Examine the material below. Gather every line in which the string "label" appears.
## start
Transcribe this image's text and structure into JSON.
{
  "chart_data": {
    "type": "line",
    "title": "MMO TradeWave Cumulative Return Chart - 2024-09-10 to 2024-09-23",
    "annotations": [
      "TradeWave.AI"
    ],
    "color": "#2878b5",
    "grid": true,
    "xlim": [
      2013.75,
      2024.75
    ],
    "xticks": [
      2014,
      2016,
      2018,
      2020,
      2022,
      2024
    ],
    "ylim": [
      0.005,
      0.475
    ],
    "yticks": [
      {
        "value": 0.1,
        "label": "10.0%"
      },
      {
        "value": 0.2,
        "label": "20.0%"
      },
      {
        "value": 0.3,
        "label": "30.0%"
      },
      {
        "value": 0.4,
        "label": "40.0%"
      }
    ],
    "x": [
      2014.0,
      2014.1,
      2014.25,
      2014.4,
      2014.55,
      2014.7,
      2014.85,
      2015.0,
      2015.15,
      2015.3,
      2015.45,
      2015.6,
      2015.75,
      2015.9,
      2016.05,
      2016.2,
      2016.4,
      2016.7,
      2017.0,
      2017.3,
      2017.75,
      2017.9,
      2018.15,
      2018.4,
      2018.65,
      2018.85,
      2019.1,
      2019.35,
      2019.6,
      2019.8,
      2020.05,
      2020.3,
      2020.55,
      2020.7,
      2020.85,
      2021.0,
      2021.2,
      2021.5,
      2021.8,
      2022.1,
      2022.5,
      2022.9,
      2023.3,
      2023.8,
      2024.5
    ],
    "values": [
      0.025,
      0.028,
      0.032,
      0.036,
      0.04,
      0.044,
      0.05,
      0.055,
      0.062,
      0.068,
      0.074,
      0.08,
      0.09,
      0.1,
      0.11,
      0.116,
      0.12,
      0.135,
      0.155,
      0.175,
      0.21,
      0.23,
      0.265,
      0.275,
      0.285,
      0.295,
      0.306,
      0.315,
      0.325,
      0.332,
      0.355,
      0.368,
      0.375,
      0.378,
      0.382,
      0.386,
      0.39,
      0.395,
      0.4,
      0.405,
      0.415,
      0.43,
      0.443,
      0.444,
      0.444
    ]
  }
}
## end
Result –
        "label": "10.0%"
        "label": "20.0%"
        "label": "30.0%"
        "label": "40.0%"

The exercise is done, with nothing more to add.